I think meal planning is ridiculous. It's just another unnecessary expense. If I'm going to cook, I might as well plan the meals. It's not that hard to come up with 5 dishes before you go grocery shopping. I'd rather buy new cook books than paying for meal planning. Different strokes for different folks. :)

Guest's picture
Edward

Ummm... Maybe it's just me, but personally I don't think it's very frugal to pay a web site to plan your meals and then pay someone else to deliver produce? Strange article to have on a personal finance site.

Is there any chance you can join the Fresh 20, get two months worth of recipes, then quit the site? Or take that $10 and go to a used bookstore and buy one of thousands of used "simple recipe" cookbooks for $5?

Taken as a whole, the "life is busy enough" argument is what's making a lot people broke--they pay for house cleaners, car washes, restaurants, etc., instead of doing it themselves.

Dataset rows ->
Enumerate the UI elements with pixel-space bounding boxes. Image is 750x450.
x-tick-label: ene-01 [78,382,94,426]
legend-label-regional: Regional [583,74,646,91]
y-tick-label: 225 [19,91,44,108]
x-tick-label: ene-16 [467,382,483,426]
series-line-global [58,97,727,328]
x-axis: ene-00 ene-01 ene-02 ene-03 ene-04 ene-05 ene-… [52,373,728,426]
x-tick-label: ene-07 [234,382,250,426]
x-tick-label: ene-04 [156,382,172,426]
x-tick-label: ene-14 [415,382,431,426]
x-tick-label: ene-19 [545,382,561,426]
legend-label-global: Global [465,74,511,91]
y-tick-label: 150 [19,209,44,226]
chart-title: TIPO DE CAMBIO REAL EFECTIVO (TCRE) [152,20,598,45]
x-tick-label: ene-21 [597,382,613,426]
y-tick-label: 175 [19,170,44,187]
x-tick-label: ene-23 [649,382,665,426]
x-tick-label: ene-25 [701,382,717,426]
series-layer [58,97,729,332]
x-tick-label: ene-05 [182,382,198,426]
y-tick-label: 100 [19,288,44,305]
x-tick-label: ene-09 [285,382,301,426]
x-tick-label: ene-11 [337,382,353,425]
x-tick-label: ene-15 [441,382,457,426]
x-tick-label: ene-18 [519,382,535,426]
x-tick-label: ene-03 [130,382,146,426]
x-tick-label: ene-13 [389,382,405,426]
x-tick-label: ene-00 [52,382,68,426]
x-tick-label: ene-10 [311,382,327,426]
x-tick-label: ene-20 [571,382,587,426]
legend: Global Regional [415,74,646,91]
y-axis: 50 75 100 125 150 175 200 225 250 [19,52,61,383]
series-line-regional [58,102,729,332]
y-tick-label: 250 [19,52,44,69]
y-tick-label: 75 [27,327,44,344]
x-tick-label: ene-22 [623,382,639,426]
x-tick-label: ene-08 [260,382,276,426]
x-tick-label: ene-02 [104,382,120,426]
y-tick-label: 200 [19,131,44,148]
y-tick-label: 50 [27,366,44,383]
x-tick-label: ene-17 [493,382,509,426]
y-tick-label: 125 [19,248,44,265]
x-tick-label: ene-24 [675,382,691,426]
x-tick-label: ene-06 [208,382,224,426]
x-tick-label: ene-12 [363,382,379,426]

Task prompt ->
Pick up the comment thread on paid meal-planning services after its final sentence and write the next few lines.

Answer below ->
Julie Rains's picture

I've thought about using a meal planner b/c as you mention it saves time and can save money. And planning meals at first is great but after a couple of decades, it gets tiresome.

But the meals I've seen (they showed mean examples) didn't appeal to me so I have opted not to try them. Still, it's something I may try in the future and like the idea of buying just 20 items and keeping 20 items in the pantry.

Julie Rains's picture

ha -- I meant "menu" examples, not mean examples.